▶ **DESCRIPTION OF THE TASK**: All the data below goes into the copy word for word, but the pictures don't.

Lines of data
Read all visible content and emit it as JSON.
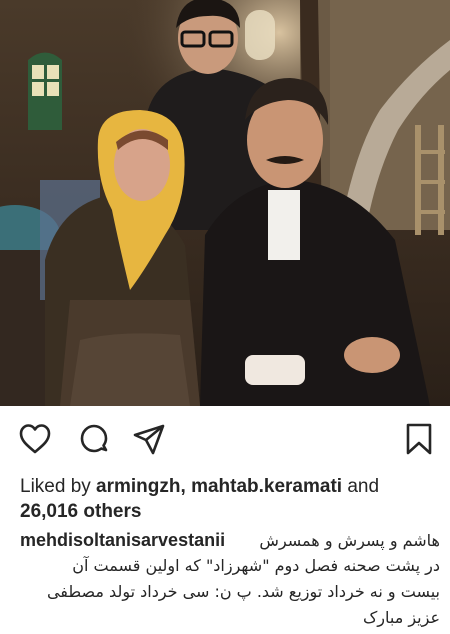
{
  "post": {
    "image_description_icon": "photo"
  },
  "actions": {
    "like_icon": "heart-outline-icon",
    "comment_icon": "comment-bubble-icon",
    "share_icon": "paper-plane-icon",
    "save_icon": "bookmark-icon"
  },
  "likes": {
    "prefix": "Liked by ",
    "user1": "armingzh",
    "separator": ", ",
    "user2": "mahtab.keramati",
    "and": " and",
    "count": "26,016 others"
  },
  "caption": {
    "username": "mehdisoltanisarvestanii",
    "line1": "هاشم و پسرش و همسرش",
    "line2": "در پشت صحنه فصل دوم \"شهرزاد\" که اولین قسمت آن",
    "line3": "بیست و نه خرداد توزیع شد. پ ن: سی خرداد تولد مصطفی",
    "line4": "عزیز مبارک"
  },
  "colors": {
    "text": "#262626",
    "background": "#ffffff"
  }
}
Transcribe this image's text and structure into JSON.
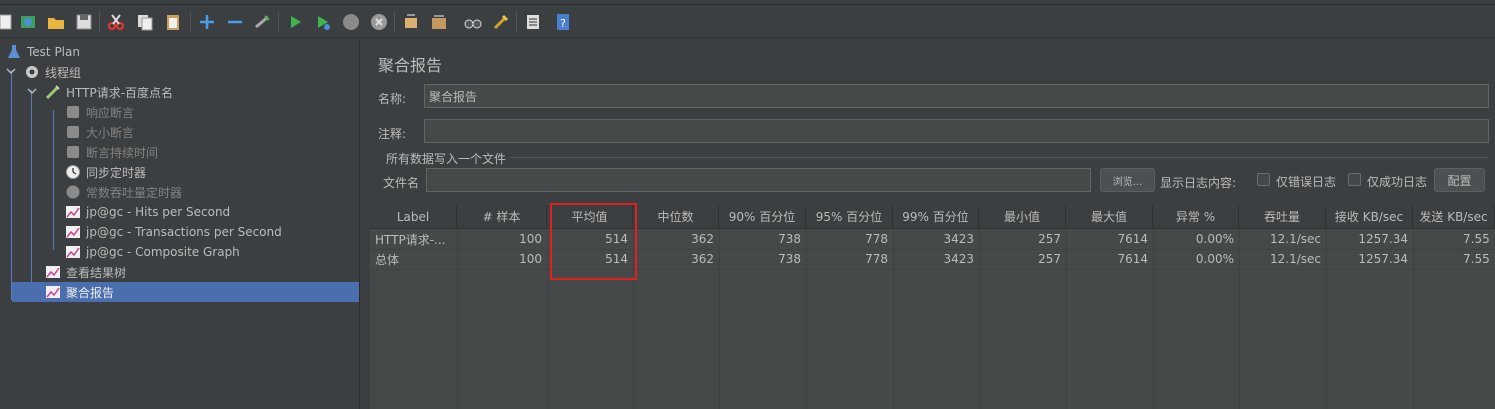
{
  "tree": {
    "items": [
      {
        "label": "Test Plan",
        "icon": "flask-icon"
      },
      {
        "label": "线程组",
        "icon": "gear-icon"
      },
      {
        "label": "HTTP请求-百度点名",
        "icon": "pipette-icon"
      },
      {
        "label": "响应断言",
        "icon": "assertion-icon"
      },
      {
        "label": "大小断言",
        "icon": "assertion-icon"
      },
      {
        "label": "断言持续时间",
        "icon": "assertion-icon"
      },
      {
        "label": "同步定时器",
        "icon": "timer-icon"
      },
      {
        "label": "常数吞吐量定时器",
        "icon": "timer-icon"
      },
      {
        "label": "jp@gc - Hits per Second",
        "icon": "graph-icon"
      },
      {
        "label": "jp@gc - Transactions per Second",
        "icon": "graph-icon"
      },
      {
        "label": "jp@gc - Composite Graph",
        "icon": "graph-icon"
      },
      {
        "label": "查看结果树",
        "icon": "graph-icon"
      },
      {
        "label": "聚合报告",
        "icon": "graph-icon"
      }
    ]
  },
  "panel": {
    "title": "聚合报告",
    "name_label": "名称:",
    "name_value": "聚合报告",
    "comment_label": "注释:",
    "comment_value": "",
    "file_group_label": "所有数据写入一个文件",
    "filename_label": "文件名",
    "filename_value": "",
    "browse_button": "浏览...",
    "log_display_label": "显示日志内容:",
    "errors_only_label": "仅错误日志",
    "success_only_label": "仅成功日志",
    "config_button": "配置"
  },
  "table": {
    "headers": [
      "Label",
      "# 样本",
      "平均值",
      "中位数",
      "90% 百分位",
      "95% 百分位",
      "99% 百分位",
      "最小值",
      "最大值",
      "异常 %",
      "吞吐量",
      "接收 KB/sec",
      "发送 KB/sec"
    ],
    "rows": [
      [
        "HTTP请求-...",
        "100",
        "514",
        "362",
        "738",
        "778",
        "3423",
        "257",
        "7614",
        "0.00%",
        "12.1/sec",
        "1257.34",
        "7.55"
      ],
      [
        "总体",
        "100",
        "514",
        "362",
        "738",
        "778",
        "3423",
        "257",
        "7614",
        "0.00%",
        "12.1/sec",
        "1257.34",
        "7.55"
      ]
    ]
  },
  "colors": {
    "selection": "#4b6eaf",
    "highlight_box": "#e02020"
  }
}
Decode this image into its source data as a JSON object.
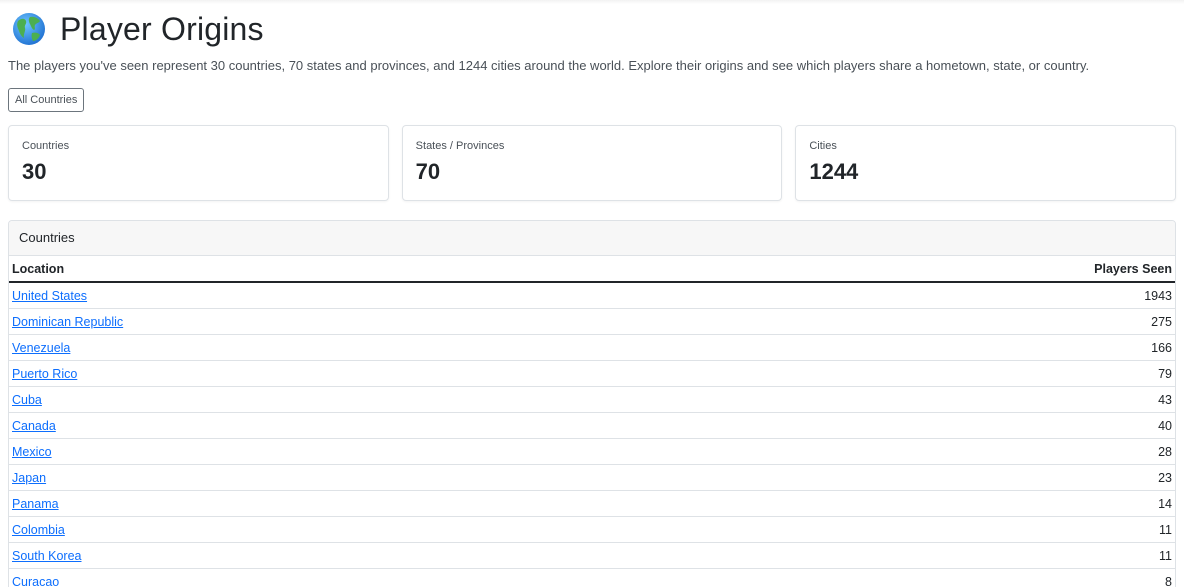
{
  "header": {
    "title": "Player Origins",
    "icon": "globe-icon",
    "intro": "The players you've seen represent 30 countries, 70 states and provinces, and 1244 cities around the world. Explore their origins and see which players share a hometown, state, or country."
  },
  "filter": {
    "button_label": "All Countries"
  },
  "stats": [
    {
      "label": "Countries",
      "value": "30"
    },
    {
      "label": "States / Provinces",
      "value": "70"
    },
    {
      "label": "Cities",
      "value": "1244"
    }
  ],
  "table": {
    "card_title": "Countries",
    "columns": {
      "location": "Location",
      "players": "Players Seen"
    },
    "rows": [
      {
        "location": "United States",
        "players": "1943"
      },
      {
        "location": "Dominican Republic",
        "players": "275"
      },
      {
        "location": "Venezuela",
        "players": "166"
      },
      {
        "location": "Puerto Rico",
        "players": "79"
      },
      {
        "location": "Cuba",
        "players": "43"
      },
      {
        "location": "Canada",
        "players": "40"
      },
      {
        "location": "Mexico",
        "players": "28"
      },
      {
        "location": "Japan",
        "players": "23"
      },
      {
        "location": "Panama",
        "players": "14"
      },
      {
        "location": "Colombia",
        "players": "11"
      },
      {
        "location": "South Korea",
        "players": "11"
      },
      {
        "location": "Curacao",
        "players": "8"
      }
    ]
  },
  "colors": {
    "link": "#0d6efd",
    "text": "#212529",
    "muted": "#495057",
    "border": "#dee2e6"
  }
}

▶ **SOLUTION TO THE PROBLEM**:
Read all visible content and emit it as JSON.
{
  "post": {
    "image_description_icon": "photo"
  },
  "actions": {
    "like_icon": "heart-outline-icon",
    "comment_icon": "comment-bubble-icon",
    "share_icon": "paper-plane-icon",
    "save_icon": "bookmark-icon"
  },
  "likes": {
    "prefix": "Liked by ",
    "user1": "armingzh",
    "separator": ", ",
    "user2": "mahtab.keramati",
    "and": " and",
    "count": "26,016 others"
  },
  "caption": {
    "username": "mehdisoltanisarvestanii",
    "line1": "هاشم و پسرش و همسرش",
    "line2": "در پشت صحنه فصل دوم \"شهرزاد\" که اولین قسمت آن",
    "line3": "بیست و نه خرداد توزیع شد. پ ن: سی خرداد تولد مصطفی",
    "line4": "عزیز مبارک"
  },
  "colors": {
    "text": "#262626",
    "background": "#ffffff"
  }
}
Transcribe this image's text and structure into JSON.
{
  "tree": {
    "items": [
      {
        "label": "Test Plan",
        "icon": "flask-icon"
      },
      {
        "label": "线程组",
        "icon": "gear-icon"
      },
      {
        "label": "HTTP请求-百度点名",
        "icon": "pipette-icon"
      },
      {
        "label": "响应断言",
        "icon": "assertion-icon"
      },
      {
        "label": "大小断言",
        "icon": "assertion-icon"
      },
      {
        "label": "断言持续时间",
        "icon": "assertion-icon"
      },
      {
        "label": "同步定时器",
        "icon": "timer-icon"
      },
      {
        "label": "常数吞吐量定时器",
        "icon": "timer-icon"
      },
      {
        "label": "jp@gc - Hits per Second",
        "icon": "graph-icon"
      },
      {
        "label": "jp@gc - Transactions per Second",
        "icon": "graph-icon"
      },
      {
        "label": "jp@gc - Composite Graph",
        "icon": "graph-icon"
      },
      {
        "label": "查看结果树",
        "icon": "graph-icon"
      },
      {
        "label": "聚合报告",
        "icon": "graph-icon"
      }
    ]
  },
  "panel": {
    "title": "聚合报告",
    "name_label": "名称:",
    "name_value": "聚合报告",
    "comment_label": "注释:",
    "comment_value": "",
    "file_group_label": "所有数据写入一个文件",
    "filename_label": "文件名",
    "filename_value": "",
    "browse_button": "浏览...",
    "log_display_label": "显示日志内容:",
    "errors_only_label": "仅错误日志",
    "success_only_label": "仅成功日志",
    "config_button": "配置"
  },
  "table": {
    "headers": [
      "Label",
      "# 样本",
      "平均值",
      "中位数",
      "90% 百分位",
      "95% 百分位",
      "99% 百分位",
      "最小值",
      "最大值",
      "异常 %",
      "吞吐量",
      "接收 KB/sec",
      "发送 KB/sec"
    ],
    "rows": [
      [
        "HTTP请求-...",
        "100",
        "514",
        "362",
        "738",
        "778",
        "3423",
        "257",
        "7614",
        "0.00%",
        "12.1/sec",
        "1257.34",
        "7.55"
      ],
      [
        "总体",
        "100",
        "514",
        "362",
        "738",
        "778",
        "3423",
        "257",
        "7614",
        "0.00%",
        "12.1/sec",
        "1257.34",
        "7.55"
      ]
    ]
  },
  "colors": {
    "selection": "#4b6eaf",
    "highlight_box": "#e02020"
  }
}
Decode this image into its source data as a JSON object.
{
  "header": {
    "title": "Player Origins",
    "icon": "globe-icon",
    "intro": "The players you've seen represent 30 countries, 70 states and provinces, and 1244 cities around the world. Explore their origins and see which players share a hometown, state, or country."
  },
  "filter": {
    "button_label": "All Countries"
  },
  "stats": [
    {
      "label": "Countries",
      "value": "30"
    },
    {
      "label": "States / Provinces",
      "value": "70"
    },
    {
      "label": "Cities",
      "value": "1244"
    }
  ],
  "table": {
    "card_title": "Countries",
    "columns": {
      "location": "Location",
      "players": "Players Seen"
    },
    "rows": [
      {
        "location": "United States",
        "players": "1943"
      },
      {
        "location": "Dominican Republic",
        "players": "275"
      },
      {
        "location": "Venezuela",
        "players": "166"
      },
      {
        "location": "Puerto Rico",
        "players": "79"
      },
      {
        "location": "Cuba",
        "players": "43"
      },
      {
        "location": "Canada",
        "players": "40"
      },
      {
        "location": "Mexico",
        "players": "28"
      },
      {
        "location": "Japan",
        "players": "23"
      },
      {
        "location": "Panama",
        "players": "14"
      },
      {
        "location": "Colombia",
        "players": "11"
      },
      {
        "location": "South Korea",
        "players": "11"
      },
      {
        "location": "Curacao",
        "players": "8"
      }
    ]
  },
  "colors": {
    "link": "#0d6efd",
    "text": "#212529",
    "muted": "#495057",
    "border": "#dee2e6"
  }
}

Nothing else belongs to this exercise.